#### [SOURCE]
____
The Dockerfile I used:

FROM ubuntu:14.04

MAINTAINER Max Rottenkolber (@eugeneia)

RUN mkdir /hugetlbfs
RUN cp /etc/init/tty1.conf /etc/init/ttyS0.conf
RUN sed -i '$s/.*/exec \/sbin\/getty -8 115200 ttyS0 linux -a root/' /etc/init/ttyS0.conf
RUN printf "auto eth0\niface eth0 inet manual\ndns-nameserver 8.8.8.8\n" > /etc/network/interfaces
RUN apt-get update && apt-get install -y ethtool tcpdump netcat iperf

Any hints whats the error here would be appreciated. If I could get this to work it would be really something!

eugeneia commented 9 years ago

Turns out I needed to undo a dockerism introduced by FROM ubuntu:14.04, namely re-enable the init system.

# Reactivate init, see
# https://github.com/tianon/docker-brew-ubuntu-core/blob/dist/trusty/Dockerfile
RUN rm /usr/sbin/policy-rc.d \
    && rm /sbin/initctl \
    && dpkg-divert --local --rename --remove /sbin/initctl

While it is slightly ugly to have this magic in the Dockerfile, it works! I can docker build/create/export a VM image to use in test_env.

eugeneia commented 9 years ago

Today I added a Makefile target make test_env that will build the guest image, kernel and qemu. The exact versions of each can be controlled by make variables. E.g.

make test_env

will build the default NFV test environment (program/snabbnfv/test/{vm/ubuntu/14.04,kernel/ubuntu-trusty,qemu/SnabbCo}).
____
#### [JOB 1]
Decide whether each statement agrees with the Dockerfile thread, answering yes or no and quoting the words of the thread that settle it: (a) The Dockerfile is based on ubuntu:14.04. (b) The fix required disabling the init system. (c) The make test_env target builds only the guest image.

#### [Saved entries]
____
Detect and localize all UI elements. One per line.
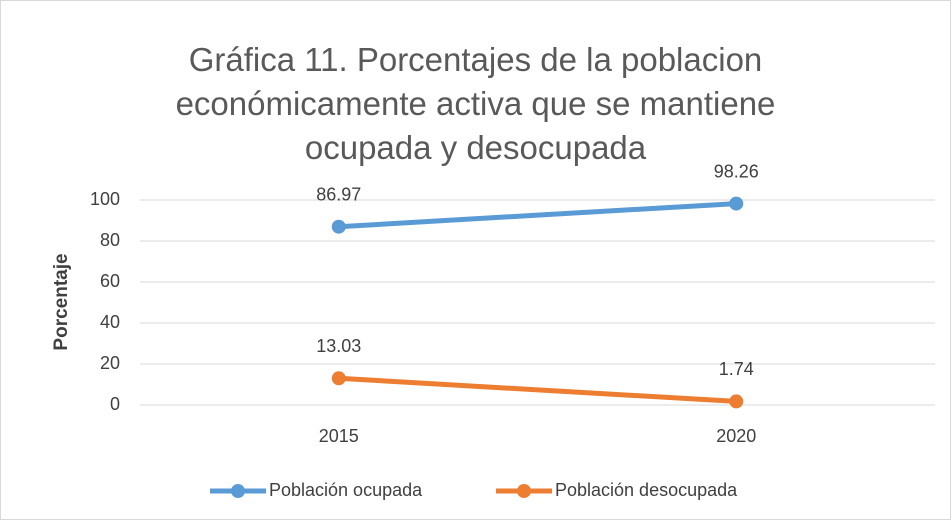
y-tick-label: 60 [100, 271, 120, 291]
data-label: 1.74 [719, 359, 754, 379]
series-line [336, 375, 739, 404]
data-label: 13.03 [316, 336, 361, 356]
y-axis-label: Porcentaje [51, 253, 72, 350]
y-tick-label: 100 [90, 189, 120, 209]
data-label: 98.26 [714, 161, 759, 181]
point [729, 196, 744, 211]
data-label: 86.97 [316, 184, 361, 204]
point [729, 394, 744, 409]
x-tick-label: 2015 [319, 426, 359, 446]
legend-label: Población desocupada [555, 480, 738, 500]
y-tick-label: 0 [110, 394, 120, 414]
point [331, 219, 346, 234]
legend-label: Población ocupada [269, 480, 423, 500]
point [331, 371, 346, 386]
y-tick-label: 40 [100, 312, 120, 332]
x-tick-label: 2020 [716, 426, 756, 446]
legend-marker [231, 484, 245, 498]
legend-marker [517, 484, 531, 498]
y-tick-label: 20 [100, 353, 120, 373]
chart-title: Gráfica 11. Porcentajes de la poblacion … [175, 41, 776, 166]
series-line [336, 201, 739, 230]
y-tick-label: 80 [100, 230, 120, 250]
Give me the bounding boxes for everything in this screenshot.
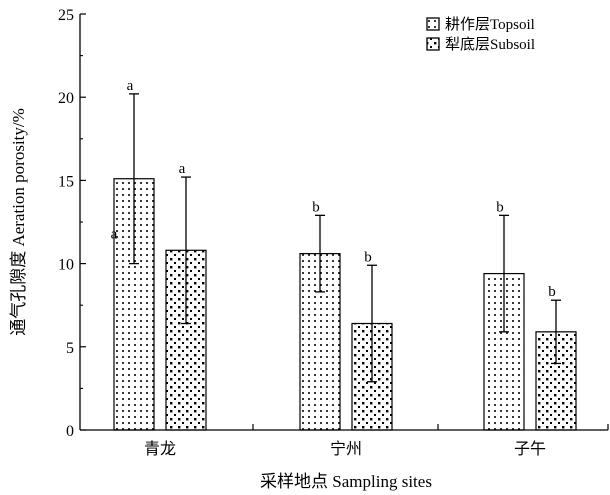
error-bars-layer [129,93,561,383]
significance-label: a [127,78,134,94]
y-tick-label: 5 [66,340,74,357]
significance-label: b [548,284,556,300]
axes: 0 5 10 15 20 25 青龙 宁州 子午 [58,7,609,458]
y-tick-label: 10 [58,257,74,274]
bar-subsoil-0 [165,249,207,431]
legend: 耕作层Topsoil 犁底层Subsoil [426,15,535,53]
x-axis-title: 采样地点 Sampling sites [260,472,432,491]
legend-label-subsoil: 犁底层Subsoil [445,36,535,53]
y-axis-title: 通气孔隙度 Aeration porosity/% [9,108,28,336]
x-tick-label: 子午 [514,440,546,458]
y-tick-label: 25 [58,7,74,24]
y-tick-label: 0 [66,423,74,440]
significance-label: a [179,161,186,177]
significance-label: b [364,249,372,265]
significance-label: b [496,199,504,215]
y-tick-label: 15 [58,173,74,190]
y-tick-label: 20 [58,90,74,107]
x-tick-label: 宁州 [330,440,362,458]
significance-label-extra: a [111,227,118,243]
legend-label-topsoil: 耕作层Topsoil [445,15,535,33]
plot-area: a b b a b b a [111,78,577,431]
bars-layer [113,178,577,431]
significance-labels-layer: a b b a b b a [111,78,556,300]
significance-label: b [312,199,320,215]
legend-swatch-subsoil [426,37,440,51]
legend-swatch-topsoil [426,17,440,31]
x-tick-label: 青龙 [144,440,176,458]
____
#### [JOB 2]
In the saved entries, retype the lines between the line holding "y-tick-label: 60 [100, 271, 120, 291]" and the line holding "legend-marker [231, 484, 245, 498]", inclusive.

#### [TASK SOLUTION 1]
(a) Yes: "FROM ubuntu:14.04"
(b) No: "namely re-enable the init system"
(c) No: "will build the guest image, kernel and qemu"

#### [TASK SOLUTION 2]
y-tick-label: 60 [100, 271, 120, 291]
data-label: 1.74 [719, 359, 754, 379]
series-line [336, 375, 739, 404]
data-label: 13.03 [316, 336, 361, 356]
y-axis-label: Porcentaje [51, 253, 72, 350]
y-tick-label: 100 [90, 189, 120, 209]
data-label: 98.26 [714, 161, 759, 181]
point [729, 196, 744, 211]
data-label: 86.97 [316, 184, 361, 204]
point [729, 394, 744, 409]
x-tick-label: 2015 [319, 426, 359, 446]
legend-label: Población desocupada [555, 480, 738, 500]
y-tick-label: 0 [110, 394, 120, 414]
point [331, 219, 346, 234]
legend-label: Población ocupada [269, 480, 423, 500]
point [331, 371, 346, 386]
y-tick-label: 40 [100, 312, 120, 332]
x-tick-label: 2020 [716, 426, 756, 446]
legend-marker [231, 484, 245, 498]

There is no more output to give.